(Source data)
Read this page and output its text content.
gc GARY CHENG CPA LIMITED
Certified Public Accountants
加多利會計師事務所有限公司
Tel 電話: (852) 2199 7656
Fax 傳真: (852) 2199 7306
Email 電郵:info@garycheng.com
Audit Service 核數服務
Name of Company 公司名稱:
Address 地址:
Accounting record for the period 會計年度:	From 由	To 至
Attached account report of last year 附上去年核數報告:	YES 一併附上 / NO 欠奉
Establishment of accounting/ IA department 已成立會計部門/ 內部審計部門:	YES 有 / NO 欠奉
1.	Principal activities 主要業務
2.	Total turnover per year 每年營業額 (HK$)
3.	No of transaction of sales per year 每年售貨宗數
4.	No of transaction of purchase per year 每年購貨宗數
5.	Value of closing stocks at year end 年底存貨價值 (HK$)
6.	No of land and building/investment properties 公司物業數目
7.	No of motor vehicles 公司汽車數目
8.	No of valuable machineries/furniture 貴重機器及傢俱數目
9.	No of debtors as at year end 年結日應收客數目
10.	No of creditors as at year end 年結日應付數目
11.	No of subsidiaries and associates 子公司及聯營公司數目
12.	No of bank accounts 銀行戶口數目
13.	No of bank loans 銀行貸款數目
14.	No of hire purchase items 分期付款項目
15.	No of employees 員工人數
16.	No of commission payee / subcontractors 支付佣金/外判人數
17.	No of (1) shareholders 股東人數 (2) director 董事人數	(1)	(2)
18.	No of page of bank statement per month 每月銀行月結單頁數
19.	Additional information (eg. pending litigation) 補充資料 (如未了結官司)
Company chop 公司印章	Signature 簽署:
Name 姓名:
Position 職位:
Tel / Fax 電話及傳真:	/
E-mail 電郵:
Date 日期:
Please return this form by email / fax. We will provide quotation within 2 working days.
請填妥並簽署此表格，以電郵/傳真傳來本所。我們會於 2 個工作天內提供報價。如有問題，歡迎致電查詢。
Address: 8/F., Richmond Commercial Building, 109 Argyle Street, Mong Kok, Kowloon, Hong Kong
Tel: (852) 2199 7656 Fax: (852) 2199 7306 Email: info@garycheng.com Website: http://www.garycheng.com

* WHAT YOU NEED TO DO *
Write all of the records out again exactly.

* RESULT OF THE EXERCISE *
Read this page and output its text content.
gc GARY CHENG CPA LIMITED
Certified Public Accountants
加多利會計師事務所有限公司
Tel 電話: (852) 2199 7656
Fax 傳真: (852) 2199 7306
Email 電郵:info@garycheng.com
Audit Service 核數服務
Name of Company 公司名稱:
Address 地址:
Accounting record for the period 會計年度:	From 由	To 至
Attached account report of last year 附上去年核數報告:	YES 一併附上 / NO 欠奉
Establishment of accounting/ IA department 已成立會計部門/ 內部審計部門:	YES 有 / NO 欠奉
1.	Principal activities 主要業務
2.	Total turnover per year 每年營業額 (HK$)
3.	No of transaction of sales per year 每年售貨宗數
4.	No of transaction of purchase per year 每年購貨宗數
5.	Value of closing stocks at year end 年底存貨價值 (HK$)
6.	No of land and building/investment properties 公司物業數目
7.	No of motor vehicles 公司汽車數目
8.	No of valuable machineries/furniture 貴重機器及傢俱數目
9.	No of debtors as at year end 年結日應收客數目
10.	No of creditors as at year end 年結日應付數目
11.	No of subsidiaries and associates 子公司及聯營公司數目
12.	No of bank accounts 銀行戶口數目
13.	No of bank loans 銀行貸款數目
14.	No of hire purchase items 分期付款項目
15.	No of employees 員工人數
16.	No of commission payee / subcontractors 支付佣金/外判人數
17.	No of (1) shareholders 股東人數 (2) director 董事人數	(1)	(2)
18.	No of page of bank statement per month 每月銀行月結單頁數
19.	Additional information (eg. pending litigation) 補充資料 (如未了結官司)
Company chop 公司印章	Signature 簽署:
Name 姓名:
Position 職位:
Tel / Fax 電話及傳真:	/
E-mail 電郵:
Date 日期:
Please return this form by email / fax. We will provide quotation within 2 working days.
請填妥並簽署此表格，以電郵/傳真傳來本所。我們會於 2 個工作天內提供報價。如有問題，歡迎致電查詢。
Address: 8/F., Richmond Commercial Building, 109 Argyle Street, Mong Kok, Kowloon, Hong Kong
Tel: (852) 2199 7656 Fax: (852) 2199 7306 Email: info@garycheng.com Website: http://www.garycheng.com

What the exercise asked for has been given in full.